↓
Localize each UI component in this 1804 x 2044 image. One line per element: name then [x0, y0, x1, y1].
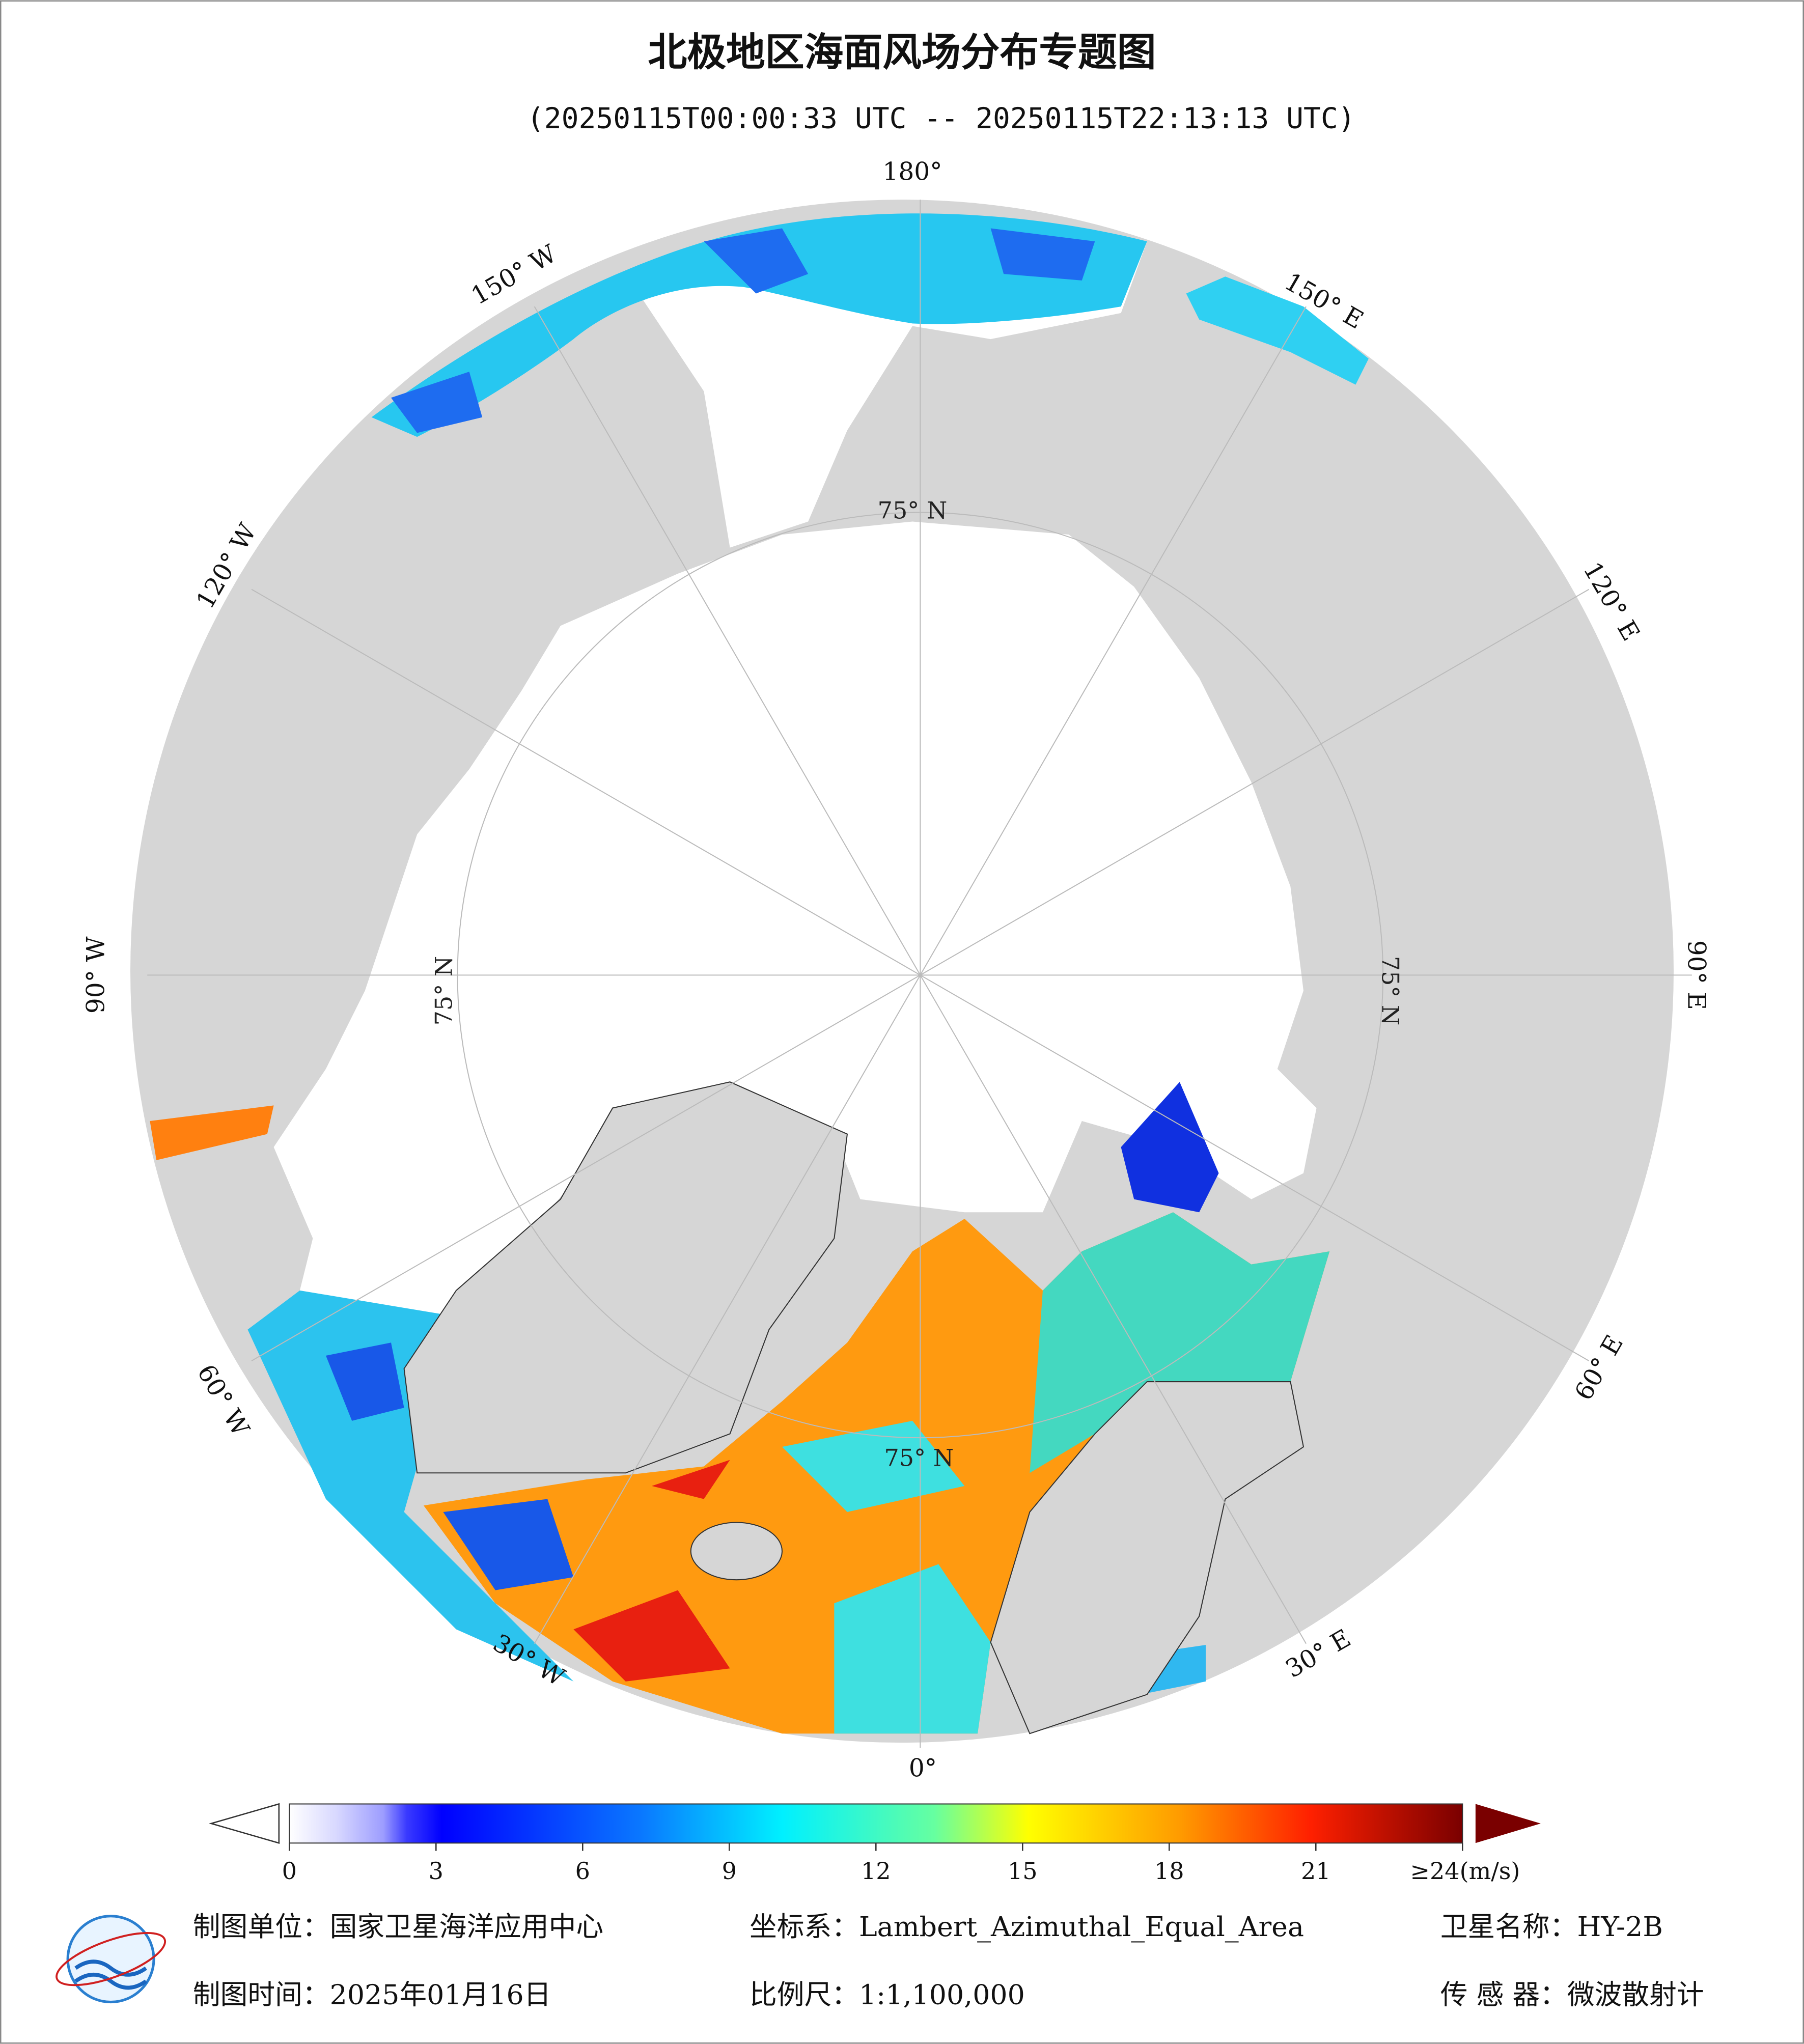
iceland — [690, 1522, 783, 1581]
lat-label: 75° N — [1376, 956, 1404, 1026]
greenland — [403, 1081, 848, 1474]
lon-label: 0° — [909, 1754, 937, 1782]
lat-label: 75° N — [884, 1444, 954, 1472]
graticule — [147, 200, 1692, 1748]
title: 北极地区海面风场分布专题图 — [648, 30, 1156, 75]
lon-label: 180° — [882, 157, 942, 186]
footer-scale: 比例尺：1:1,100,000 — [750, 1978, 1025, 2010]
wind-barents — [1030, 1212, 1330, 1473]
logo — [55, 1915, 166, 2004]
colorbar-tick-label: 0 — [282, 1857, 297, 1885]
colorbar-min-arrow — [209, 1803, 280, 1844]
lon-label: 90° E — [1682, 940, 1710, 1010]
scandinavia — [990, 1381, 1305, 1734]
footer-satellite: 卫星名称：HY-2B — [1440, 1911, 1663, 1943]
wind-labrador-low — [325, 1342, 574, 1590]
colorbar-tick-label: 21 — [1301, 1857, 1331, 1885]
footer: 制图单位：国家卫星海洋应用中心 坐标系：Lambert_Azimuthal_Eq… — [55, 1911, 1704, 2010]
colorbar-tick-label: ≥24(m/s) — [1410, 1857, 1520, 1885]
wind-high — [573, 1460, 730, 1682]
lat-label: 75° N — [878, 497, 948, 524]
lat-label: 75° N — [430, 956, 458, 1026]
wind-kara — [1121, 1082, 1219, 1213]
footer-coord: 坐标系：Lambert_Azimuthal_Equal_Area — [750, 1911, 1304, 1943]
wind-okhotsk — [1186, 276, 1369, 385]
colorbar-tick-label: 3 — [429, 1857, 443, 1885]
wind-labrador — [247, 1290, 574, 1682]
wind-norwegian — [782, 1420, 991, 1734]
map — [130, 200, 1692, 1748]
lon-label: 90° W — [81, 937, 110, 1014]
colorbar: 0 3 6 9 12 15 18 21 ≥24(m/s) — [209, 1803, 1541, 1885]
colorbar-tick-label: 18 — [1154, 1857, 1184, 1885]
colorbar-tick-label: 9 — [722, 1857, 737, 1885]
colorbar-bar — [289, 1803, 1463, 1844]
footer-date: 制图时间：2025年01月16日 — [193, 1978, 551, 2010]
wind-hudson — [150, 1105, 274, 1160]
colorbar-tick-label: 15 — [1008, 1857, 1038, 1885]
subtitle: (20250115T00:00:33 UTC -- 20250115T22:13… — [527, 102, 1355, 135]
colorbar-max-arrow — [1475, 1804, 1541, 1843]
footer-sensor: 传 感 器：微波散射计 — [1440, 1978, 1704, 2010]
wind-pacific — [371, 213, 1147, 437]
wind-pacific-low — [391, 228, 1095, 433]
colorbar-tick-label: 12 — [861, 1857, 891, 1885]
latitude-labels: 75° N 75° N 75° N 75° N — [430, 497, 1404, 1472]
footer-unit: 制图单位：国家卫星海洋应用中心 — [193, 1911, 603, 1943]
colorbar-tick-label: 6 — [575, 1857, 590, 1885]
↑
• Problem details:
Reproduce, unchanged, the lines from the one with "iceland — [690, 1522, 783, 1581]" to the one with "footer-coord: 坐标系：Lambert_Azimuthal_Equal_Area —", both included.

• Task output:
iceland — [690, 1522, 783, 1581]
lat-label: 75° N — [1376, 956, 1404, 1026]
greenland — [403, 1081, 848, 1474]
lon-label: 0° — [909, 1754, 937, 1782]
lat-label: 75° N — [884, 1444, 954, 1472]
graticule — [147, 200, 1692, 1748]
title: 北极地区海面风场分布专题图 — [648, 30, 1156, 75]
lon-label: 180° — [882, 157, 942, 186]
footer-scale: 比例尺：1:1,100,000 — [750, 1978, 1025, 2010]
wind-barents — [1030, 1212, 1330, 1473]
logo — [55, 1915, 166, 2004]
colorbar-tick-label: 0 — [282, 1857, 297, 1885]
colorbar-min-arrow — [209, 1803, 280, 1844]
lon-label: 90° E — [1682, 940, 1710, 1010]
scandinavia — [990, 1381, 1305, 1734]
footer-satellite: 卫星名称：HY-2B — [1440, 1911, 1663, 1943]
wind-labrador-low — [325, 1342, 574, 1590]
colorbar-tick-label: 21 — [1301, 1857, 1331, 1885]
footer: 制图单位：国家卫星海洋应用中心 坐标系：Lambert_Azimuthal_Eq… — [55, 1911, 1704, 2010]
colorbar-tick-label: ≥24(m/s) — [1410, 1857, 1520, 1885]
wind-high — [573, 1460, 730, 1682]
lat-label: 75° N — [878, 497, 948, 524]
lat-label: 75° N — [430, 956, 458, 1026]
wind-kara — [1121, 1082, 1219, 1213]
footer-coord: 坐标系：Lambert_Azimuthal_Equal_Area — [750, 1911, 1304, 1943]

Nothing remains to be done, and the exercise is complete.